Problem requirements: When a line of the entries contains the word "title", report that line.

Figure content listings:

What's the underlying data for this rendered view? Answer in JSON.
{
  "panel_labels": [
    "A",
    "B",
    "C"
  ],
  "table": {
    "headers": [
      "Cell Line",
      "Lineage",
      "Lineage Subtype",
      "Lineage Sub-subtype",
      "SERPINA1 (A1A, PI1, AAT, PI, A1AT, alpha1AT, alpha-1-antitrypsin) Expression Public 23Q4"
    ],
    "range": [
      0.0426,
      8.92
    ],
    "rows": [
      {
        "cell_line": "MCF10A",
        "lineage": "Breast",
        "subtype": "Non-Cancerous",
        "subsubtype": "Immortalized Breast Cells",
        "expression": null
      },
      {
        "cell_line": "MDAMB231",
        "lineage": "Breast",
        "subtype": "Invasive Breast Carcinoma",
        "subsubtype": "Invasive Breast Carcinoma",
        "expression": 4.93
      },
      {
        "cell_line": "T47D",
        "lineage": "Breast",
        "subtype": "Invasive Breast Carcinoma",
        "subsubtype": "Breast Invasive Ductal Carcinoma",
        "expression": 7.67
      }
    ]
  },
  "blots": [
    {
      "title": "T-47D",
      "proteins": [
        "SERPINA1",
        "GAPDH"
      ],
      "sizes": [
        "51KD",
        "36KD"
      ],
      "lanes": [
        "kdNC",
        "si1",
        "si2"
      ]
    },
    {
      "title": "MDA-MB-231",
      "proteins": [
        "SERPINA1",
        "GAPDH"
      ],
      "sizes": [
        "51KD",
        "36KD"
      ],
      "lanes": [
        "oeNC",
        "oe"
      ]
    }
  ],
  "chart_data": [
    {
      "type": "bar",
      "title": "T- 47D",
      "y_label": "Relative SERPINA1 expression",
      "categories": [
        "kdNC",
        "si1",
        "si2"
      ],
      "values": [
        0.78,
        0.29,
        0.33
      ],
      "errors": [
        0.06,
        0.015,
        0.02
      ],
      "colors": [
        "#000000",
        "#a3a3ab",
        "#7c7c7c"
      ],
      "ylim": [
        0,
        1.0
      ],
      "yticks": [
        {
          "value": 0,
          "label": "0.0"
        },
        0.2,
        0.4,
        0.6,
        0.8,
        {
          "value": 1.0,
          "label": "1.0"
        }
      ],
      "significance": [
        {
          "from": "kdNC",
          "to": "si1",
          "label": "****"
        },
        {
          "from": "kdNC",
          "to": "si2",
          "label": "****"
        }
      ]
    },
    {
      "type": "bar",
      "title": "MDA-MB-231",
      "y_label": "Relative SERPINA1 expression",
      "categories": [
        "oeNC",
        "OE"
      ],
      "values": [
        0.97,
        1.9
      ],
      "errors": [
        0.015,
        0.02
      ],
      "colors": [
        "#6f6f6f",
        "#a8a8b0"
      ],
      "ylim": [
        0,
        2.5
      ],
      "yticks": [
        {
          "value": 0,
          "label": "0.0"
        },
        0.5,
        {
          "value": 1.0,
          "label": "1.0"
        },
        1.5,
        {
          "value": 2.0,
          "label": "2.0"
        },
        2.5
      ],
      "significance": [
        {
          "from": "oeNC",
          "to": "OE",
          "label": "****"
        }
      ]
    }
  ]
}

Reply to the task:
      "title": "T-47D",
      "title": "MDA-MB-231",
      "title": "T- 47D",
      "title": "MDA-MB-231",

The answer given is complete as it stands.